Records from a dataset
________________

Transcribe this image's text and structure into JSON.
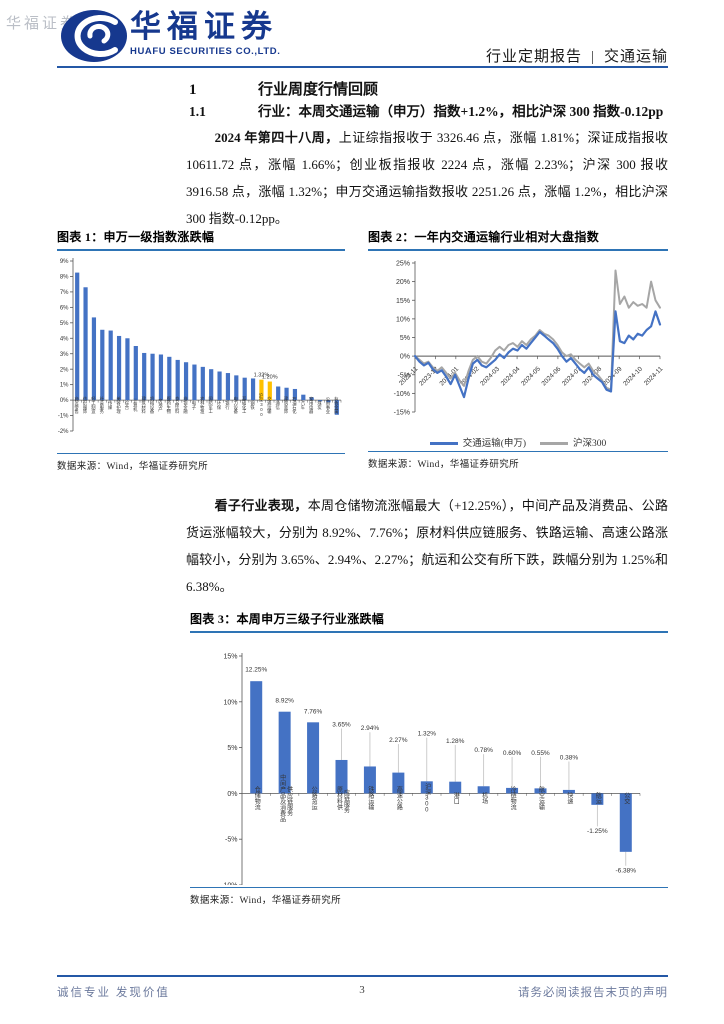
{
  "watermark": "华福证券",
  "header": {
    "logo_title": "华福证券",
    "logo_subtitle": "HUAFU SECURITIES CO.,LTD.",
    "report_type": "行业定期报告",
    "separator": "|",
    "industry": "交通运输"
  },
  "sections": {
    "h1_num": "1",
    "h1_title": "行业周度行情回顾",
    "h2_num": "1.1",
    "h2_title": "行业：本周交通运输（申万）指数+1.2%，相比沪深 300 指数-0.12pp",
    "para1_lead": "2024 年第四十八周，",
    "para1_rest": "上证综指报收于 3326.46 点，涨幅 1.81%；深证成指报收 10611.72 点，涨幅 1.66%；创业板指报收 2224 点，涨幅 2.23%；沪深 300 报收 3916.58 点，涨幅 1.32%；申万交通运输指数报收 2251.26 点，涨幅 1.2%，相比沪深 300 指数-0.12pp。",
    "para2_lead": "看子行业表现，",
    "para2_rest": "本周仓储物流涨幅最大（+12.25%），中间产品及消费品、公路货运涨幅较大，分别为 8.92%、7.76%；原材料供应链服务、铁路运输、高速公路涨幅较小，分别为 3.65%、2.94%、2.27%；航运和公交有所下跌，跌幅分别为 1.25%和 6.38%。"
  },
  "figures": {
    "fig1_caption": "图表 1：申万一级指数涨跌幅",
    "fig2_caption": "图表 2：一年内交通运输行业相对大盘指数",
    "fig3_caption": "图表 3：本周申万三级子行业涨跌幅",
    "source": "数据来源：Wind，华福证券研究所"
  },
  "footer": {
    "left": "诚信专业  发现价值",
    "page": "3",
    "right": "请务必阅读报告末页的声明"
  },
  "colors": {
    "bar_blue": "#4472C4",
    "bar_yellow": "#FFC000",
    "line_gray": "#A6A6A6",
    "rule_blue": "#2458A6",
    "caption_underline": "#2E74B5",
    "logo_blue": "#16388E"
  },
  "chart_data": [
    {
      "type": "bar",
      "title": "申万一级指数涨跌幅",
      "ylim": [
        -2,
        9
      ],
      "ytick_step": 1,
      "grid": false,
      "categories": [
        "商贸零售",
        "纺织服饰",
        "轻工制造",
        "社会服务",
        "传媒",
        "美容护理",
        "综合",
        "计算机",
        "建筑材料",
        "机械设备",
        "房地产",
        "医药生物",
        "食品饮料",
        "非银金融",
        "电子",
        "农林牧渔",
        "国防军工",
        "环保",
        "银行",
        "电力设备",
        "基础化工",
        "钢铁",
        "沪深300",
        "交通运输",
        "通信",
        "建筑装饰",
        "石油石化",
        "汽车",
        "家用电器",
        "煤炭",
        "公用事业",
        "有色金属"
      ],
      "values": [
        8.25,
        7.3,
        5.35,
        4.55,
        4.5,
        4.15,
        4.0,
        3.5,
        3.05,
        3.0,
        2.95,
        2.8,
        2.6,
        2.45,
        2.3,
        2.15,
        2.0,
        1.85,
        1.75,
        1.6,
        1.45,
        1.4,
        1.32,
        1.2,
        0.88,
        0.8,
        0.72,
        0.35,
        0.18,
        -0.08,
        -0.15,
        -0.95
      ],
      "bar_color": "#4472C4",
      "highlight_color": "#FFC000",
      "highlight_indices": [
        22,
        23
      ],
      "value_labels": {
        "22": "1.32%",
        "23": "1.20%"
      }
    },
    {
      "type": "line",
      "title": "一年内交通运输行业相对大盘指数",
      "ylim": [
        -15,
        25
      ],
      "ytick_step": 5,
      "grid": false,
      "legend_position": "bottom",
      "x_labels": [
        "2023-11",
        "2023-12",
        "2024-01",
        "2024-02",
        "2024-03",
        "2024-04",
        "2024-05",
        "2024-06",
        "2024-07",
        "2024-08",
        "2024-09",
        "2024-10",
        "2024-11"
      ],
      "series": [
        {
          "name": "交通运输(申万)",
          "color": "#4472C4",
          "values": [
            0,
            -1.5,
            -2.5,
            -1.8,
            -3.5,
            -4.5,
            -3.8,
            -5.5,
            -7.5,
            -5,
            -8,
            -11,
            -6,
            -2,
            -1,
            -2.5,
            -3,
            -2,
            -1,
            0.5,
            -0.5,
            1,
            2,
            1.5,
            3,
            2,
            3.5,
            5,
            6.5,
            5.5,
            4.5,
            3.5,
            2,
            0,
            -1.5,
            -0.5,
            -2,
            -3.5,
            -4.5,
            -3,
            -5,
            -6,
            -7,
            -9,
            -9.5,
            12,
            4,
            3.5,
            5.5,
            4.5,
            6,
            5.5,
            7,
            8,
            12,
            8.5
          ]
        },
        {
          "name": "沪深300",
          "color": "#A6A6A6",
          "values": [
            0,
            -1,
            -2,
            -1.5,
            -3,
            -4,
            -3,
            -4.5,
            -6,
            -4.5,
            -6.5,
            -8,
            -4,
            -1,
            0,
            -1.5,
            -2,
            -0.5,
            1.5,
            2.5,
            1.5,
            3,
            3.5,
            2.5,
            4,
            3,
            4.5,
            5.5,
            7,
            6,
            5.5,
            4.5,
            3,
            1,
            0,
            0.5,
            -1,
            -2,
            -3,
            -2,
            -4,
            -5,
            -6.5,
            -8.5,
            -9,
            23,
            14,
            16,
            13,
            14.5,
            13.5,
            14,
            13,
            20,
            15,
            13
          ]
        }
      ]
    },
    {
      "type": "bar",
      "title": "本周申万三级子行业涨跌幅",
      "ylim": [
        -10,
        15
      ],
      "ytick_step": 5,
      "grid": false,
      "categories": [
        "仓储物流",
        "中间产品及消费品供应链服务",
        "公路货运",
        "原材料供应链服务",
        "铁路运输",
        "高速公路",
        "沪深300",
        "港口",
        "机场",
        "冷链物流",
        "航空运输",
        "快递",
        "航运",
        "公交"
      ],
      "values": [
        12.25,
        8.92,
        7.76,
        3.65,
        2.94,
        2.27,
        1.32,
        1.28,
        0.78,
        0.6,
        0.55,
        0.38,
        -1.25,
        -6.38
      ],
      "bar_color": "#4472C4",
      "value_label_format": "percent2",
      "label_levels": [
        13.3,
        9.95,
        8.75,
        7.3,
        6.9,
        5.6,
        6.3,
        5.5,
        4.5,
        4.2,
        4.2,
        3.7,
        -3.6,
        -7.9
      ]
    }
  ]
}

________________

Without the pictures, transcribe the listing above exactly.

**Answer to this task:**
Transcribe this image's text and structure into JSON.
{
  "watermark": "华福证券",
  "header": {
    "logo_title": "华福证券",
    "logo_subtitle": "HUAFU SECURITIES CO.,LTD.",
    "report_type": "行业定期报告",
    "separator": "|",
    "industry": "交通运输"
  },
  "sections": {
    "h1_num": "1",
    "h1_title": "行业周度行情回顾",
    "h2_num": "1.1",
    "h2_title": "行业：本周交通运输（申万）指数+1.2%，相比沪深 300 指数-0.12pp",
    "para1_lead": "2024 年第四十八周，",
    "para1_rest": "上证综指报收于 3326.46 点，涨幅 1.81%；深证成指报收 10611.72 点，涨幅 1.66%；创业板指报收 2224 点，涨幅 2.23%；沪深 300 报收 3916.58 点，涨幅 1.32%；申万交通运输指数报收 2251.26 点，涨幅 1.2%，相比沪深 300 指数-0.12pp。",
    "para2_lead": "看子行业表现，",
    "para2_rest": "本周仓储物流涨幅最大（+12.25%），中间产品及消费品、公路货运涨幅较大，分别为 8.92%、7.76%；原材料供应链服务、铁路运输、高速公路涨幅较小，分别为 3.65%、2.94%、2.27%；航运和公交有所下跌，跌幅分别为 1.25%和 6.38%。"
  },
  "figures": {
    "fig1_caption": "图表 1：申万一级指数涨跌幅",
    "fig2_caption": "图表 2：一年内交通运输行业相对大盘指数",
    "fig3_caption": "图表 3：本周申万三级子行业涨跌幅",
    "source": "数据来源：Wind，华福证券研究所"
  },
  "footer": {
    "left": "诚信专业  发现价值",
    "page": "3",
    "right": "请务必阅读报告末页的声明"
  },
  "colors": {
    "bar_blue": "#4472C4",
    "bar_yellow": "#FFC000",
    "line_gray": "#A6A6A6",
    "rule_blue": "#2458A6",
    "caption_underline": "#2E74B5",
    "logo_blue": "#16388E"
  },
  "chart_data": [
    {
      "type": "bar",
      "title": "申万一级指数涨跌幅",
      "ylim": [
        -2,
        9
      ],
      "ytick_step": 1,
      "grid": false,
      "categories": [
        "商贸零售",
        "纺织服饰",
        "轻工制造",
        "社会服务",
        "传媒",
        "美容护理",
        "综合",
        "计算机",
        "建筑材料",
        "机械设备",
        "房地产",
        "医药生物",
        "食品饮料",
        "非银金融",
        "电子",
        "农林牧渔",
        "国防军工",
        "环保",
        "银行",
        "电力设备",
        "基础化工",
        "钢铁",
        "沪深300",
        "交通运输",
        "通信",
        "建筑装饰",
        "石油石化",
        "汽车",
        "家用电器",
        "煤炭",
        "公用事业",
        "有色金属"
      ],
      "values": [
        8.25,
        7.3,
        5.35,
        4.55,
        4.5,
        4.15,
        4.0,
        3.5,
        3.05,
        3.0,
        2.95,
        2.8,
        2.6,
        2.45,
        2.3,
        2.15,
        2.0,
        1.85,
        1.75,
        1.6,
        1.45,
        1.4,
        1.32,
        1.2,
        0.88,
        0.8,
        0.72,
        0.35,
        0.18,
        -0.08,
        -0.15,
        -0.95
      ],
      "bar_color": "#4472C4",
      "highlight_color": "#FFC000",
      "highlight_indices": [
        22,
        23
      ],
      "value_labels": {
        "22": "1.32%",
        "23": "1.20%"
      }
    },
    {
      "type": "line",
      "title": "一年内交通运输行业相对大盘指数",
      "ylim": [
        -15,
        25
      ],
      "ytick_step": 5,
      "grid": false,
      "legend_position": "bottom",
      "x_labels": [
        "2023-11",
        "2023-12",
        "2024-01",
        "2024-02",
        "2024-03",
        "2024-04",
        "2024-05",
        "2024-06",
        "2024-07",
        "2024-08",
        "2024-09",
        "2024-10",
        "2024-11"
      ],
      "series": [
        {
          "name": "交通运输(申万)",
          "color": "#4472C4",
          "values": [
            0,
            -1.5,
            -2.5,
            -1.8,
            -3.5,
            -4.5,
            -3.8,
            -5.5,
            -7.5,
            -5,
            -8,
            -11,
            -6,
            -2,
            -1,
            -2.5,
            -3,
            -2,
            -1,
            0.5,
            -0.5,
            1,
            2,
            1.5,
            3,
            2,
            3.5,
            5,
            6.5,
            5.5,
            4.5,
            3.5,
            2,
            0,
            -1.5,
            -0.5,
            -2,
            -3.5,
            -4.5,
            -3,
            -5,
            -6,
            -7,
            -9,
            -9.5,
            12,
            4,
            3.5,
            5.5,
            4.5,
            6,
            5.5,
            7,
            8,
            12,
            8.5
          ]
        },
        {
          "name": "沪深300",
          "color": "#A6A6A6",
          "values": [
            0,
            -1,
            -2,
            -1.5,
            -3,
            -4,
            -3,
            -4.5,
            -6,
            -4.5,
            -6.5,
            -8,
            -4,
            -1,
            0,
            -1.5,
            -2,
            -0.5,
            1.5,
            2.5,
            1.5,
            3,
            3.5,
            2.5,
            4,
            3,
            4.5,
            5.5,
            7,
            6,
            5.5,
            4.5,
            3,
            1,
            0,
            0.5,
            -1,
            -2,
            -3,
            -2,
            -4,
            -5,
            -6.5,
            -8.5,
            -9,
            23,
            14,
            16,
            13,
            14.5,
            13.5,
            14,
            13,
            20,
            15,
            13
          ]
        }
      ]
    },
    {
      "type": "bar",
      "title": "本周申万三级子行业涨跌幅",
      "ylim": [
        -10,
        15
      ],
      "ytick_step": 5,
      "grid": false,
      "categories": [
        "仓储物流",
        "中间产品及消费品供应链服务",
        "公路货运",
        "原材料供应链服务",
        "铁路运输",
        "高速公路",
        "沪深300",
        "港口",
        "机场",
        "冷链物流",
        "航空运输",
        "快递",
        "航运",
        "公交"
      ],
      "values": [
        12.25,
        8.92,
        7.76,
        3.65,
        2.94,
        2.27,
        1.32,
        1.28,
        0.78,
        0.6,
        0.55,
        0.38,
        -1.25,
        -6.38
      ],
      "bar_color": "#4472C4",
      "value_label_format": "percent2",
      "label_levels": [
        13.3,
        9.95,
        8.75,
        7.3,
        6.9,
        5.6,
        6.3,
        5.5,
        4.5,
        4.2,
        4.2,
        3.7,
        -3.6,
        -7.9
      ]
    }
  ]
}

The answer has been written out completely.